▶ What you need to do: Copy all lines of the listing that include the string "организаций".

▶ Information given:

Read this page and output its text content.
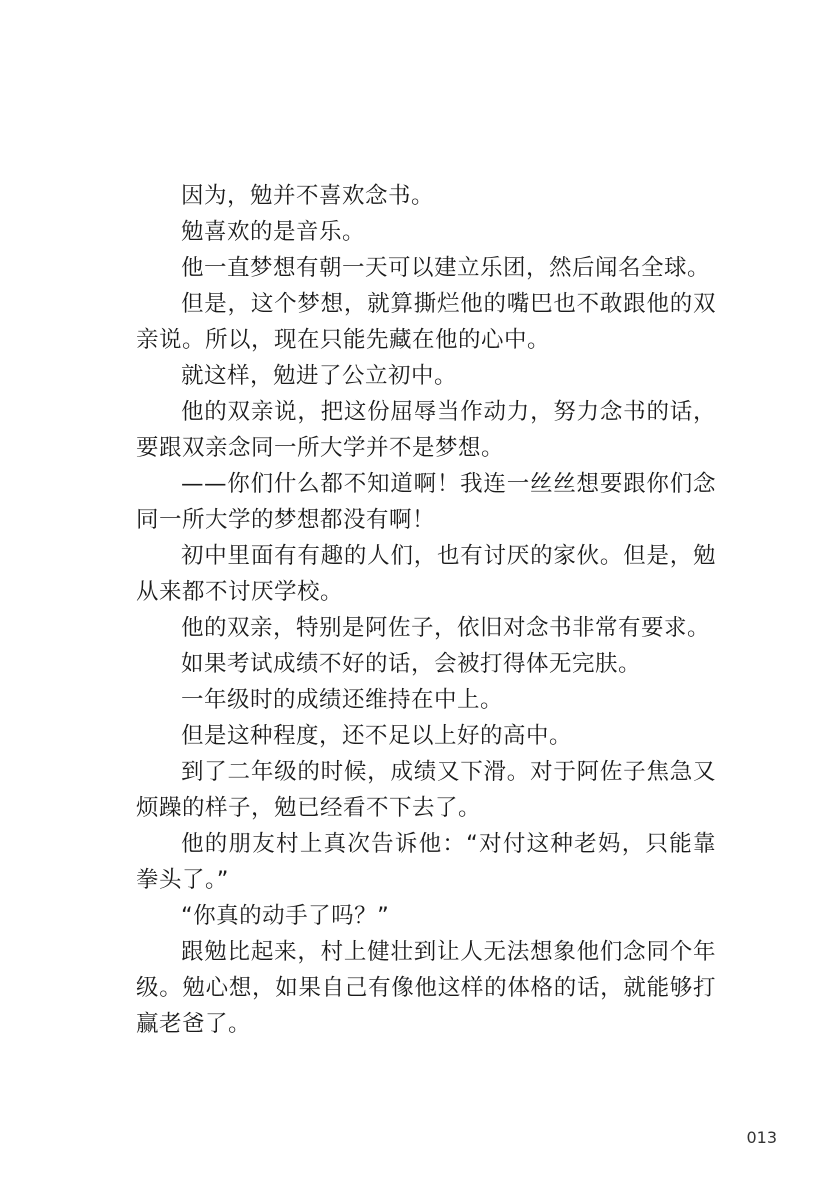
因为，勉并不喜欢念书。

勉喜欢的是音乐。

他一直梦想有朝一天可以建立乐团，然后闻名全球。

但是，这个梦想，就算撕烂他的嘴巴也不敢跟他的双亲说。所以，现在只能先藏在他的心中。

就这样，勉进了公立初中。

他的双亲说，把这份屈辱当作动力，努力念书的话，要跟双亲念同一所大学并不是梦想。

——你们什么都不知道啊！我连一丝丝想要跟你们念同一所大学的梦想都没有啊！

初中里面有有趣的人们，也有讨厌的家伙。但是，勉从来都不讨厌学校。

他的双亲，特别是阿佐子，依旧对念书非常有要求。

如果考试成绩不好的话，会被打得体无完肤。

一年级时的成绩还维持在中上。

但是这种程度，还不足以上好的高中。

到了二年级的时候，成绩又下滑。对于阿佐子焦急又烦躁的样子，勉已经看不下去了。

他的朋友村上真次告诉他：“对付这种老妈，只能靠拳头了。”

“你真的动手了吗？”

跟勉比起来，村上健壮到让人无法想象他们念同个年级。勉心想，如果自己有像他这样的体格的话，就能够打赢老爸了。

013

--

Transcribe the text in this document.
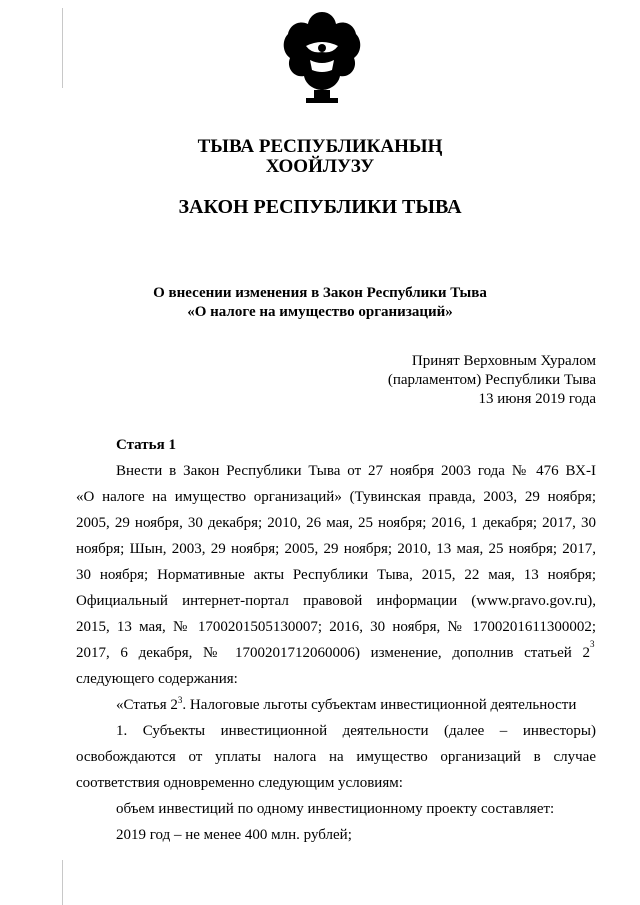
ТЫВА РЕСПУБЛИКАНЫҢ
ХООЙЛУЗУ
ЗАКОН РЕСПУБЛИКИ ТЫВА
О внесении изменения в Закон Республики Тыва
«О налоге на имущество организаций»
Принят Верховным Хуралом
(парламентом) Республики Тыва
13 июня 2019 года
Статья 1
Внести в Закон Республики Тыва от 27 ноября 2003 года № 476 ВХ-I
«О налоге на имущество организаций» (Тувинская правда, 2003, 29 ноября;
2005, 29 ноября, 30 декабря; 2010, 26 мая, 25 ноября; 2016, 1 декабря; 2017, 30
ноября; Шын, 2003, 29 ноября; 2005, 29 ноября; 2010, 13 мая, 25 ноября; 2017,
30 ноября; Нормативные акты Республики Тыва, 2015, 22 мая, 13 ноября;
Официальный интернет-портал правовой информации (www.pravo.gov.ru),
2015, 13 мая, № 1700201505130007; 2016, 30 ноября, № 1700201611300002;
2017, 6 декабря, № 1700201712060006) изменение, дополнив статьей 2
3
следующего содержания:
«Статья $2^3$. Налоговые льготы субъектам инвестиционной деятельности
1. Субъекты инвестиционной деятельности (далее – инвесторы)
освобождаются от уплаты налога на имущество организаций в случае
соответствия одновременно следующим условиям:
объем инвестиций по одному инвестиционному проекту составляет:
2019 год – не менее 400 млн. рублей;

▶ Solution to this exercise:
«О налоге на имущество организаций»
«О налоге на имущество организаций» (Тувинская правда, 2003, 29 ноября;
освобождаются от уплаты налога на имущество организаций в случае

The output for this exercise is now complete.